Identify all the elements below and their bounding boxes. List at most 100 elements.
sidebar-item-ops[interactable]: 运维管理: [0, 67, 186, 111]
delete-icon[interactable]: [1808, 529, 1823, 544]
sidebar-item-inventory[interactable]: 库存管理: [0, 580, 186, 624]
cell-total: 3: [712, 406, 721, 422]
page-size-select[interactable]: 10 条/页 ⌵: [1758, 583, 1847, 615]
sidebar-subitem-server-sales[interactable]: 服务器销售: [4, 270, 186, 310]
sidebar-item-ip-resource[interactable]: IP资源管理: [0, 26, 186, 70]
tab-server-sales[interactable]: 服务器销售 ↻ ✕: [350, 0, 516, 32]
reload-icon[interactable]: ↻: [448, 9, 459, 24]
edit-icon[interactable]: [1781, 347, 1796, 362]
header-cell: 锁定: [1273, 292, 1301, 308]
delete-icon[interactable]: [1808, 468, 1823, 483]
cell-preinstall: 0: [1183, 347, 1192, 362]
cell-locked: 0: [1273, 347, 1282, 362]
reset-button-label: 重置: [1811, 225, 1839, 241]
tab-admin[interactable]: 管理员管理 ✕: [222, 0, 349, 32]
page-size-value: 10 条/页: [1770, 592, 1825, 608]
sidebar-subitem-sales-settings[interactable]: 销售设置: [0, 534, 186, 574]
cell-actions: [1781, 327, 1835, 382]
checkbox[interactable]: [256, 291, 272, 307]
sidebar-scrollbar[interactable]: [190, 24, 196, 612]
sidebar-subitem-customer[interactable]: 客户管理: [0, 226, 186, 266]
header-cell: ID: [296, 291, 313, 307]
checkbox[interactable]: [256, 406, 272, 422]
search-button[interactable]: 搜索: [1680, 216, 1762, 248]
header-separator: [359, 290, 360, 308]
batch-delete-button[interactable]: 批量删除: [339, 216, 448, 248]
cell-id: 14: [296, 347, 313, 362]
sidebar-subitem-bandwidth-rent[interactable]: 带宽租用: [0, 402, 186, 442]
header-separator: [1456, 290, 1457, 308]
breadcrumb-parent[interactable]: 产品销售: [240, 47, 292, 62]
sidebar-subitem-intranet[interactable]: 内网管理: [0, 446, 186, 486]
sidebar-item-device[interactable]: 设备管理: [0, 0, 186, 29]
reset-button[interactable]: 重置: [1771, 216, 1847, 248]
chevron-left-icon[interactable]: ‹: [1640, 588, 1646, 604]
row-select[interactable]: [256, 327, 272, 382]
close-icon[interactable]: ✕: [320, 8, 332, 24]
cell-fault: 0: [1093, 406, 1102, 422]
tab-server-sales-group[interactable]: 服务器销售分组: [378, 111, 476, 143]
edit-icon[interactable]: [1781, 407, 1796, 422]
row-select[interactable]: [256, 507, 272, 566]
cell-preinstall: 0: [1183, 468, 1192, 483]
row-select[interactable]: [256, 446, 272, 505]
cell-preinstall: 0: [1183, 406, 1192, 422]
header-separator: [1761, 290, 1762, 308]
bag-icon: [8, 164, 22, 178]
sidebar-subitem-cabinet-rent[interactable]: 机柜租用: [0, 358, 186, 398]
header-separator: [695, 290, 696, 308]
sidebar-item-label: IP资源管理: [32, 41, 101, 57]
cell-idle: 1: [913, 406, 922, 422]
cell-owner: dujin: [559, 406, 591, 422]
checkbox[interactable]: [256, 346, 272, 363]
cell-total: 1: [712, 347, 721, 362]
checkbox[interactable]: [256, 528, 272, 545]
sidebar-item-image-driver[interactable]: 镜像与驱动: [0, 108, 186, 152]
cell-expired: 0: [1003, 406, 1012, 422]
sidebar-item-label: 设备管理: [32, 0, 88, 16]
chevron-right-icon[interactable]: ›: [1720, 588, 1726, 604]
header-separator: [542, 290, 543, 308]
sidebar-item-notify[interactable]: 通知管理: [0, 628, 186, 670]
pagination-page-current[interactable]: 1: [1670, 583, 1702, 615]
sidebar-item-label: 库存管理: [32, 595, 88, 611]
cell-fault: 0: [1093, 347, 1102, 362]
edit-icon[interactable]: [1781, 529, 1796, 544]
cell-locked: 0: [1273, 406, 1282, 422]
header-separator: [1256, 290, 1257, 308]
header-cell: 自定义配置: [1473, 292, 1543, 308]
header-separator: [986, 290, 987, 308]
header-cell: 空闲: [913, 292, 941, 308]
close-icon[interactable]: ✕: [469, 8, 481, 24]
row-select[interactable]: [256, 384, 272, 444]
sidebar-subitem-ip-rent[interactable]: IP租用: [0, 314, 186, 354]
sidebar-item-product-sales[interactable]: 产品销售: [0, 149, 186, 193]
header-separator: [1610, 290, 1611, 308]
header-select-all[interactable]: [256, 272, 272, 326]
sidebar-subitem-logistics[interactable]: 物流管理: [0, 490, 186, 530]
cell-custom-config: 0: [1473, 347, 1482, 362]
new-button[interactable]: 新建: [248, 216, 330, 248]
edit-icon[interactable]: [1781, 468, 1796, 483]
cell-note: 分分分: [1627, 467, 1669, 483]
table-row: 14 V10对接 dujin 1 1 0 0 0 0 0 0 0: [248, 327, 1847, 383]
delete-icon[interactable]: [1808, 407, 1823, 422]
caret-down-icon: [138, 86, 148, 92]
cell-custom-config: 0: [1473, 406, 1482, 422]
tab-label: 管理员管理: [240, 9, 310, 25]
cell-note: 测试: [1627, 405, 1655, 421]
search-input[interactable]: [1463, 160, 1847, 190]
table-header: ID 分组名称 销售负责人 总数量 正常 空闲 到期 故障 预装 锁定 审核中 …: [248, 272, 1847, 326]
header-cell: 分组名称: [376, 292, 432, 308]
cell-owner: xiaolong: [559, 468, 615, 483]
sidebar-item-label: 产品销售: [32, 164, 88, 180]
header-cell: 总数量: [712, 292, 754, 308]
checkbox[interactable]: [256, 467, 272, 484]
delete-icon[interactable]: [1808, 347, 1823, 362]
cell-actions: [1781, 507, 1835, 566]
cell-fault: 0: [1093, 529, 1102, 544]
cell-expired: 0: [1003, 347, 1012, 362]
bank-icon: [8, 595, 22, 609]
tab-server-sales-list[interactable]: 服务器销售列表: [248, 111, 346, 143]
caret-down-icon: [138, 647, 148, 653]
=-=-=-=-=
■ WORK TO DO: Retype the rows without alteration, starting at the first row and ending at the row that contains "cell-total: 3: [712, 406, 721, 422]", with both of those rows included.

■ REPLY TO THE TASK:
Identify all the elements below and their bounding boxes. List at most 100 elements.
sidebar-item-ops[interactable]: 运维管理: [0, 67, 186, 111]
delete-icon[interactable]: [1808, 529, 1823, 544]
sidebar-item-inventory[interactable]: 库存管理: [0, 580, 186, 624]
cell-total: 3: [712, 406, 721, 422]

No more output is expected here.